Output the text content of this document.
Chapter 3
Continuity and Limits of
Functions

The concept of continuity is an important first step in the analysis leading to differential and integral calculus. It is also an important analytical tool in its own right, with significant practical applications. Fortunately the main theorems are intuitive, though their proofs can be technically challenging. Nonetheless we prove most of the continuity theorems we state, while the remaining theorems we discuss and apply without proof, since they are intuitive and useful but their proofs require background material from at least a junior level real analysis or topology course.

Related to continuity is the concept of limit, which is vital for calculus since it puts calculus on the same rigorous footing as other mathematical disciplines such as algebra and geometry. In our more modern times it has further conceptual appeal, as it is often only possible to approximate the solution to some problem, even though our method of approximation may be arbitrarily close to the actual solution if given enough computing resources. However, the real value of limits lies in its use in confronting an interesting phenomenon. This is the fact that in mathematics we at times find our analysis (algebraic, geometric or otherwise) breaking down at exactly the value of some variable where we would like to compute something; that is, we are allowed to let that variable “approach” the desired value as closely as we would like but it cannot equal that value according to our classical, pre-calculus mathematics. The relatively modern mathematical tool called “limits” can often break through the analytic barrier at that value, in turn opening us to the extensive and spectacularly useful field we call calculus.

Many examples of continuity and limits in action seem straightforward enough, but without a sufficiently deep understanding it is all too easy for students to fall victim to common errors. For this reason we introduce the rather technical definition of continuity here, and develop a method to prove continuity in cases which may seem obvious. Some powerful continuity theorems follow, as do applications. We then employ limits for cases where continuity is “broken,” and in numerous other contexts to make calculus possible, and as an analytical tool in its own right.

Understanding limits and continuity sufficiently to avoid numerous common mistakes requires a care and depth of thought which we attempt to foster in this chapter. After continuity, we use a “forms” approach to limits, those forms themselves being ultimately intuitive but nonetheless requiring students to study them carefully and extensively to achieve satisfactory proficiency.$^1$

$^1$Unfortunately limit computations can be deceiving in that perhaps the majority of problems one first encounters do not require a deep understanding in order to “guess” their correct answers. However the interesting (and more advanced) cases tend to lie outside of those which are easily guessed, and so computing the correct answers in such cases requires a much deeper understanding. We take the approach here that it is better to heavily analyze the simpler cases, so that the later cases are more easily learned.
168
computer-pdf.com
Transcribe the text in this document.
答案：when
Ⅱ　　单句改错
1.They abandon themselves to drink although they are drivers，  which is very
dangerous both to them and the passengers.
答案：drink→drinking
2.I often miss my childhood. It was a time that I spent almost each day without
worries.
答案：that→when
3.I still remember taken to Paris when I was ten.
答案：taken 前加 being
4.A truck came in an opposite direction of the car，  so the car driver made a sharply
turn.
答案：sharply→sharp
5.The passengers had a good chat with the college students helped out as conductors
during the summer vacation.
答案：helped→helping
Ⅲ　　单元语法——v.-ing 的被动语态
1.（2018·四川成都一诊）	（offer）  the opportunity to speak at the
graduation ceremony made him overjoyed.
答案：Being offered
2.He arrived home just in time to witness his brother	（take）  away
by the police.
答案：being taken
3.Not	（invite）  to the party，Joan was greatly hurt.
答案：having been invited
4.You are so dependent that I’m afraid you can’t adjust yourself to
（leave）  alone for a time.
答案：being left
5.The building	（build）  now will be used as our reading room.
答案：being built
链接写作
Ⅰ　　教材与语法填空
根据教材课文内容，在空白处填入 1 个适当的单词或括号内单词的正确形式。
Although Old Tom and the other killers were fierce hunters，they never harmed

## Exercise objective
Collect every line with the string "made" from the records, and copy each.

## Complete output
4.A truck came in an opposite direction of the car，  so the car driver made a sharply
graduation ceremony made him overjoyed.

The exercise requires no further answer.